>>

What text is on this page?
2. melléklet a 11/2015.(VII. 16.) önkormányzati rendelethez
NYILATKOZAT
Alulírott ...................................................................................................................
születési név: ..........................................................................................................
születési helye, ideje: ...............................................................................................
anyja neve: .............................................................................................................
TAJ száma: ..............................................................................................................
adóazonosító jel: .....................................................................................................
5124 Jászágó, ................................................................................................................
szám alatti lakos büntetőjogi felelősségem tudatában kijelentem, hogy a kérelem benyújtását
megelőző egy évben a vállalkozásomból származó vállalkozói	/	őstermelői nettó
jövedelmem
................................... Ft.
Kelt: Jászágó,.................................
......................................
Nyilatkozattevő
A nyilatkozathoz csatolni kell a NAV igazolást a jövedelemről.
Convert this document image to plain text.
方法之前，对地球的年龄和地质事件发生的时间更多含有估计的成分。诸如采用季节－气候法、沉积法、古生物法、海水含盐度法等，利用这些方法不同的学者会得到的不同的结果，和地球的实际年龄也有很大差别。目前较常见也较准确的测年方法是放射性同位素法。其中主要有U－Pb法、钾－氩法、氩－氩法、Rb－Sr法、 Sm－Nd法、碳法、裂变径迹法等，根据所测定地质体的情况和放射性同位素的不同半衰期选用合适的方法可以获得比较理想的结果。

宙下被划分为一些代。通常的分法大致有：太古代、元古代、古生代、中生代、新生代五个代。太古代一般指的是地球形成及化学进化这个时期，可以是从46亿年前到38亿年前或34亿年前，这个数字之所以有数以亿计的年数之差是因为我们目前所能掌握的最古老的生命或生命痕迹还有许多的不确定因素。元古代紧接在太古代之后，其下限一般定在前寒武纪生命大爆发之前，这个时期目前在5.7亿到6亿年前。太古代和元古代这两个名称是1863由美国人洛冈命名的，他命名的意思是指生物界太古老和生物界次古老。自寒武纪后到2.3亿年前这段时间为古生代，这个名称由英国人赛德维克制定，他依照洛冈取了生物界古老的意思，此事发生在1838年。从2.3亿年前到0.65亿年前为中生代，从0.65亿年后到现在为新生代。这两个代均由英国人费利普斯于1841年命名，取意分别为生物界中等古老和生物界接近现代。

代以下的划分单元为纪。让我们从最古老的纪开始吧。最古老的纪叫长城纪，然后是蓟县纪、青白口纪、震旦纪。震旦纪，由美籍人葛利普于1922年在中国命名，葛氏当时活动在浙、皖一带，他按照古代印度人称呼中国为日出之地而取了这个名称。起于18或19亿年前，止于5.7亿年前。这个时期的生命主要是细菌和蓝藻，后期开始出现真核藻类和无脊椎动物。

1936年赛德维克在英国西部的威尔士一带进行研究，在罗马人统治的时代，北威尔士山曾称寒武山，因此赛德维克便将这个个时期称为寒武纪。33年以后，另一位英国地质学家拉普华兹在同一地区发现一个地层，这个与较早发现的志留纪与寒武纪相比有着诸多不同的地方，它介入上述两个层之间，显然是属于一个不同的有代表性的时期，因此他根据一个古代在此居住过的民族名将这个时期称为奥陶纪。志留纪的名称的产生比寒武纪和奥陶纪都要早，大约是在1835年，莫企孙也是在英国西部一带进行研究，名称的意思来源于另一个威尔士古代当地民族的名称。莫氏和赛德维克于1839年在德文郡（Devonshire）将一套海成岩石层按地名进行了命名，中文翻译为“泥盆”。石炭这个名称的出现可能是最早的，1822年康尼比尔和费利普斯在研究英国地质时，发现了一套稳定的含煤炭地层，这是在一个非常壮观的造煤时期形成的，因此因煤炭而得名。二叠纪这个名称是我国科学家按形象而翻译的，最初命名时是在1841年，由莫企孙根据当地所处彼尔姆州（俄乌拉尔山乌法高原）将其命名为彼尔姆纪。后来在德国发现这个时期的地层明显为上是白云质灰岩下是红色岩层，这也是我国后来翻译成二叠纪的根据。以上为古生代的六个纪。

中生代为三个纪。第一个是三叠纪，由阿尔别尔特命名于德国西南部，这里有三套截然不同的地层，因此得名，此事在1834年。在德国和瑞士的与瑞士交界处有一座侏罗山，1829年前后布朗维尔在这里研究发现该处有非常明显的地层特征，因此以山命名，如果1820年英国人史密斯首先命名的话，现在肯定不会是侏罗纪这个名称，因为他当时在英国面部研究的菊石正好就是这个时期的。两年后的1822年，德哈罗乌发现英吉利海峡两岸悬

<<

Instructions for the task: Look through the data above. Find each line with the string "születési" and copy it.

Expected output:
születési név: ..........................................................................................................
születési helye, ideje: ...............................................................................................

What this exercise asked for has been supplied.